* _WHAT IS REQUIRED_: Please output the records below in full, exactly as given, but without the images.

(Saved entries)
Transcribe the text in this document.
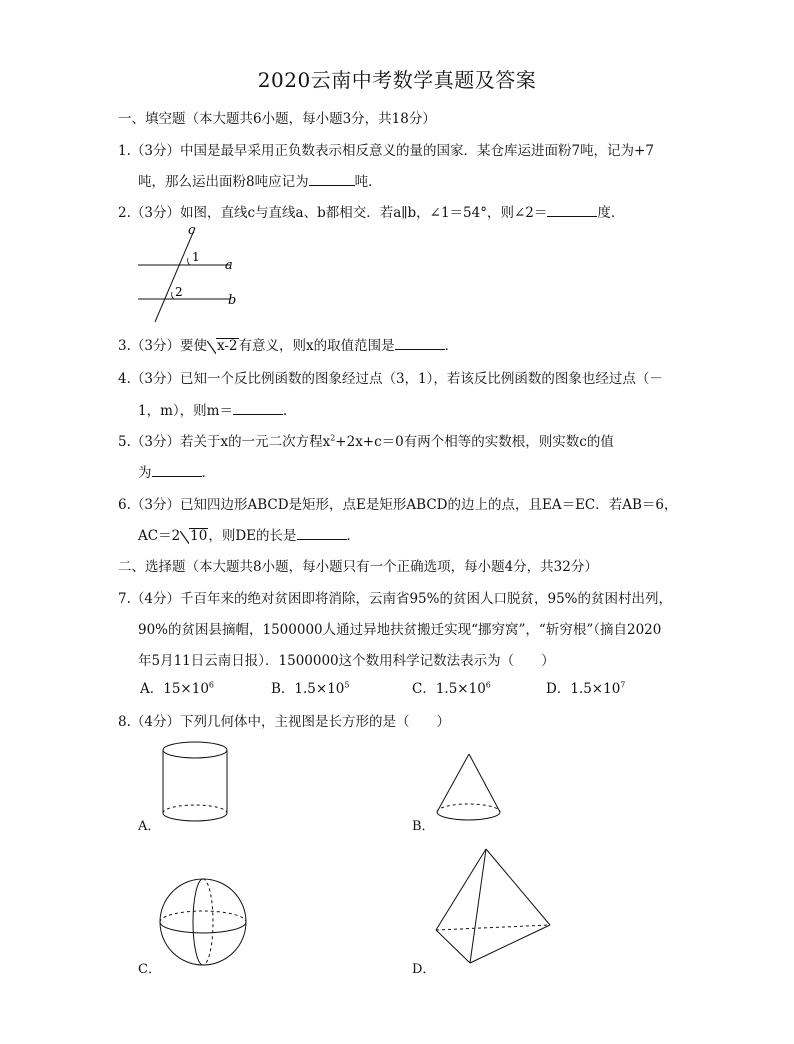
2020云南中考数学真题及答案
一、填空题（本大题共6小题，每小题3分，共18分）
1.（3分）中国是最早采用正负数表示相反意义的量的国家．某仓库运进面粉7吨，记为+7
吨，那么运出面粉8吨应记为	吨．
2.（3分）如图，直线c与直线a、b都相交．若a∥b，∠1＝54°，则∠2＝	度．
c
1
a
2
b
3.（3分）要使 x-2有意义，则x的取值范围是	．
4.（3分）已知一个反比例函数的图象经过点（3，1），若该反比例函数的图象也经过点（－
1，m），则m＝	．
5.（3分）若关于x的一元二次方程$x^2+2x+c=0$有两个相等的实数根，则实数c的值
为	．
6.（3分）已知四边形ABCD是矩形，点E是矩形ABCD的边上的点，且EA＝EC．若AB＝6，
AC＝2 10，则DE的长是	．
二、选择题（本大题共8小题，每小题只有一个正确选项，每小题4分，共32分）
7.（4分）千百年来的绝对贫困即将消除，云南省95%的贫困人口脱贫，95%的贫困村出列，
90%的贫困县摘帽，1500000人通过异地扶贫搬迁实现“挪穷窝”，“斩穷根”（摘自2020
年5月11日云南日报）．1500000这个数用科学记数法表示为（　　）
A．$15\times 10^6$	B．$1.5\times 10^5$	C．$1.5\times 10^6$	D．$1.5\times 10^7$
8.（4分）下列几何体中，主视图是长方形的是（　　）
A．	B．
C．	D．
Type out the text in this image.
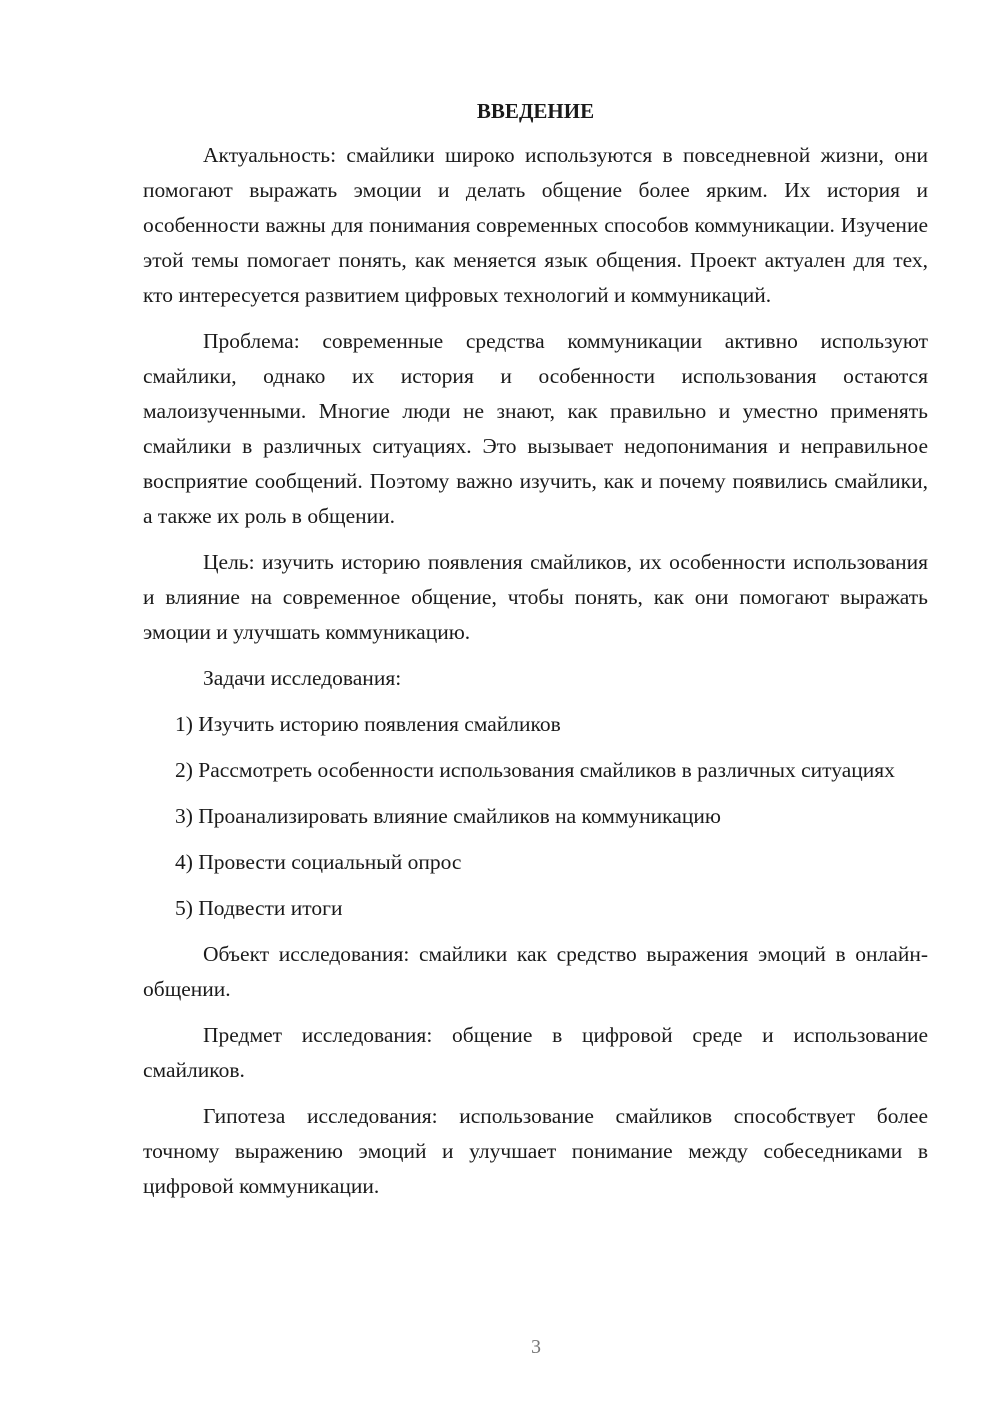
ВВЕДЕНИЕ

Актуальность: смайлики широко используются в повседневной жизни, они помогают выражать эмоции и делать общение более ярким. Их история и особенности важны для понимания современных способов коммуникации. Изучение этой темы помогает понять, как меняется язык общения. Проект актуален для тех, кто интересуется развитием цифровых технологий и коммуникаций.

Проблема: современные средства коммуникации активно используют смайлики, однако их история и особенности использования остаются малоизученными. Многие люди не знают, как правильно и уместно применять смайлики в различных ситуациях. Это вызывает недопонимания и неправильное восприятие сообщений. Поэтому важно изучить, как и почему появились смайлики, а также их роль в общении.

Цель: изучить историю появления смайликов, их особенности использования и влияние на современное общение, чтобы понять, как они помогают выражать эмоции и улучшать коммуникацию.

Задачи исследования:

1) Изучить историю появления смайликов

2) Рассмотреть особенности использования смайликов в различных ситуациях

3) Проанализировать влияние смайликов на коммуникацию

4) Провести социальный опрос

5) Подвести итоги

Объект исследования: смайлики как средство выражения эмоций в онлайн-общении.

Предмет исследования: общение в цифровой среде и использование смайликов.

Гипотеза исследования: использование смайликов способствует более точному выражению эмоций и улучшает понимание между собеседниками в цифровой коммуникации.

3
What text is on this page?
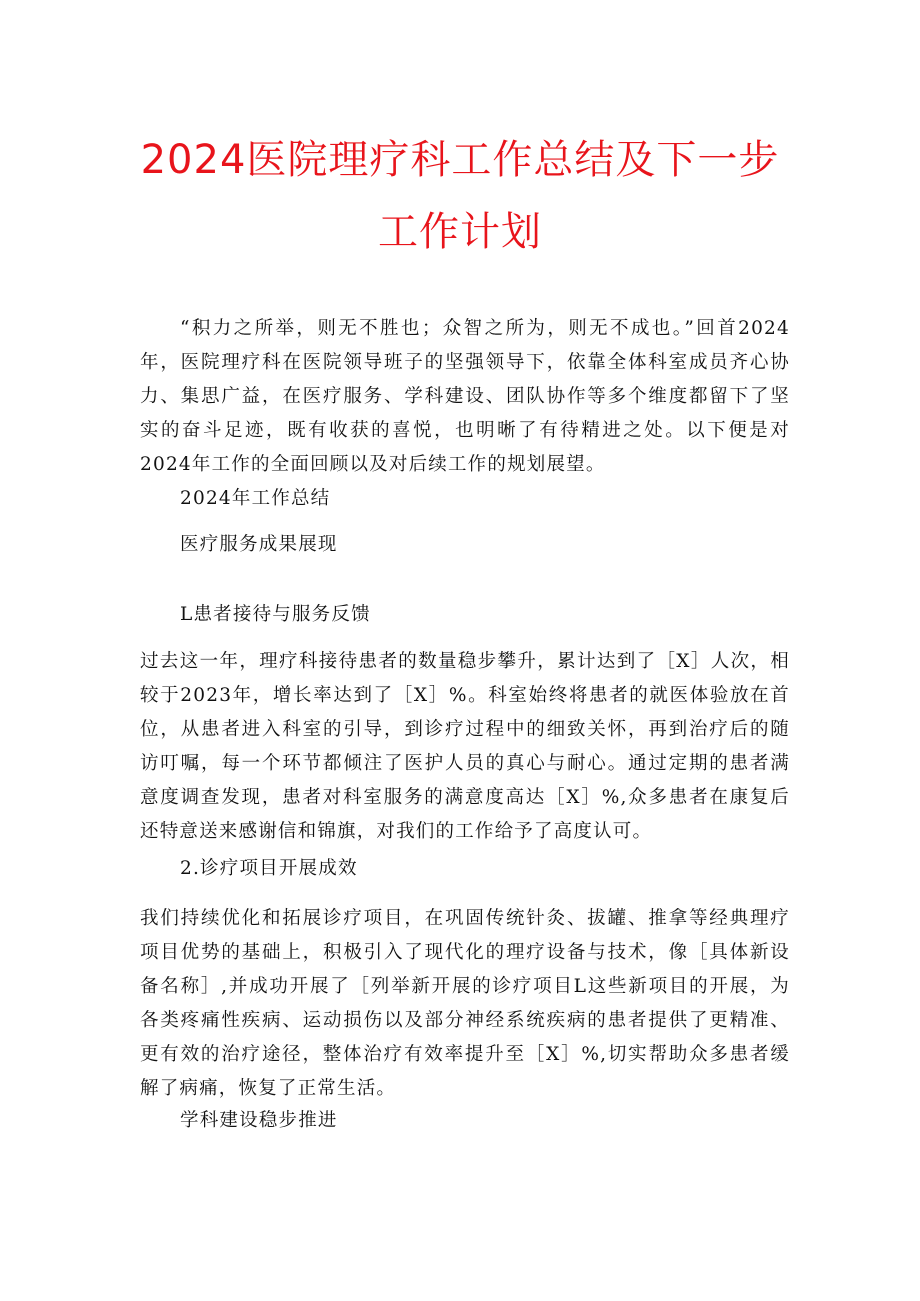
2024医院理疗科工作总结及下一步
工作计划

“积力之所举，则无不胜也；众智之所为，则无不成也。”回首2024年，医院理疗科在医院领导班子的坚强领导下，依靠全体科室成员齐心协力、集思广益，在医疗服务、学科建设、团队协作等多个维度都留下了坚实的奋斗足迹，既有收获的喜悦，也明晰了有待精进之处。以下便是对2024年工作的全面回顾以及对后续工作的规划展望。

2024年工作总结

医疗服务成果展现

L患者接待与服务反馈

过去这一年，理疗科接待患者的数量稳步攀升，累计达到了［X］人次，相较于2023年，增长率达到了［X］%。科室始终将患者的就医体验放在首位，从患者进入科室的引导，到诊疗过程中的细致关怀，再到治疗后的随访叮嘱，每一个环节都倾注了医护人员的真心与耐心。通过定期的患者满意度调查发现，患者对科室服务的满意度高达［X］%,众多患者在康复后还特意送来感谢信和锦旗，对我们的工作给予了高度认可。

2.诊疗项目开展成效

我们持续优化和拓展诊疗项目，在巩固传统针灸、拔罐、推拿等经典理疗项目优势的基础上，积极引入了现代化的理疗设备与技术，像［具体新设备名称］,并成功开展了［列举新开展的诊疗项目L这些新项目的开展，为各类疼痛性疾病、运动损伤以及部分神经系统疾病的患者提供了更精准、更有效的治疗途径，整体治疗有效率提升至［X］%,切实帮助众多患者缓解了病痛，恢复了正常生活。

学科建设稳步推进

* _ANSWER TO THE EXERCISE_:
Transcribe the text in this document.
2020云南中考数学真题及答案
一、填空题（本大题共6小题，每小题3分，共18分）
1.（3分）中国是最早采用正负数表示相反意义的量的国家．某仓库运进面粉7吨，记为+7
吨，那么运出面粉8吨应记为	吨．
2.（3分）如图，直线c与直线a、b都相交．若a∥b，∠1＝54°，则∠2＝	度．
c
1
a
2
b
3.（3分）要使 x-2有意义，则x的取值范围是	．
4.（3分）已知一个反比例函数的图象经过点（3，1），若该反比例函数的图象也经过点（－
1，m），则m＝	．
5.（3分）若关于x的一元二次方程$x^2+2x+c=0$有两个相等的实数根，则实数c的值
为	．
6.（3分）已知四边形ABCD是矩形，点E是矩形ABCD的边上的点，且EA＝EC．若AB＝6，
AC＝2 10，则DE的长是	．
二、选择题（本大题共8小题，每小题只有一个正确选项，每小题4分，共32分）
7.（4分）千百年来的绝对贫困即将消除，云南省95%的贫困人口脱贫，95%的贫困村出列，
90%的贫困县摘帽，1500000人通过异地扶贫搬迁实现“挪穷窝”，“斩穷根”（摘自2020
年5月11日云南日报）．1500000这个数用科学记数法表示为（　　）
A．$15\times 10^6$	B．$1.5\times 10^5$	C．$1.5\times 10^6$	D．$1.5\times 10^7$
8.（4分）下列几何体中，主视图是长方形的是（　　）
A．	B．
C．	D．
Type out the text in this image.
ВВЕДЕНИЕ

Актуальность: смайлики широко используются в повседневной жизни, они помогают выражать эмоции и делать общение более ярким. Их история и особенности важны для понимания современных способов коммуникации. Изучение этой темы помогает понять, как меняется язык общения. Проект актуален для тех, кто интересуется развитием цифровых технологий и коммуникаций.

Проблема: современные средства коммуникации активно используют смайлики, однако их история и особенности использования остаются малоизученными. Многие люди не знают, как правильно и уместно применять смайлики в различных ситуациях. Это вызывает недопонимания и неправильное восприятие сообщений. Поэтому важно изучить, как и почему появились смайлики, а также их роль в общении.

Цель: изучить историю появления смайликов, их особенности использования и влияние на современное общение, чтобы понять, как они помогают выражать эмоции и улучшать коммуникацию.

Задачи исследования:

1) Изучить историю появления смайликов

2) Рассмотреть особенности использования смайликов в различных ситуациях

3) Проанализировать влияние смайликов на коммуникацию

4) Провести социальный опрос

5) Подвести итоги

Объект исследования: смайлики как средство выражения эмоций в онлайн-общении.

Предмет исследования: общение в цифровой среде и использование смайликов.

Гипотеза исследования: использование смайликов способствует более точному выражению эмоций и улучшает понимание между собеседниками в цифровой коммуникации.

3
What text is on this page?
2024医院理疗科工作总结及下一步
工作计划

“积力之所举，则无不胜也；众智之所为，则无不成也。”回首2024年，医院理疗科在医院领导班子的坚强领导下，依靠全体科室成员齐心协力、集思广益，在医疗服务、学科建设、团队协作等多个维度都留下了坚实的奋斗足迹，既有收获的喜悦，也明晰了有待精进之处。以下便是对2024年工作的全面回顾以及对后续工作的规划展望。

2024年工作总结

医疗服务成果展现

L患者接待与服务反馈

过去这一年，理疗科接待患者的数量稳步攀升，累计达到了［X］人次，相较于2023年，增长率达到了［X］%。科室始终将患者的就医体验放在首位，从患者进入科室的引导，到诊疗过程中的细致关怀，再到治疗后的随访叮嘱，每一个环节都倾注了医护人员的真心与耐心。通过定期的患者满意度调查发现，患者对科室服务的满意度高达［X］%,众多患者在康复后还特意送来感谢信和锦旗，对我们的工作给予了高度认可。

2.诊疗项目开展成效

我们持续优化和拓展诊疗项目，在巩固传统针灸、拔罐、推拿等经典理疗项目优势的基础上，积极引入了现代化的理疗设备与技术，像［具体新设备名称］,并成功开展了［列举新开展的诊疗项目L这些新项目的开展，为各类疼痛性疾病、运动损伤以及部分神经系统疾病的患者提供了更精准、更有效的治疗途径，整体治疗有效率提升至［X］%,切实帮助众多患者缓解了病痛，恢复了正常生活。

学科建设稳步推进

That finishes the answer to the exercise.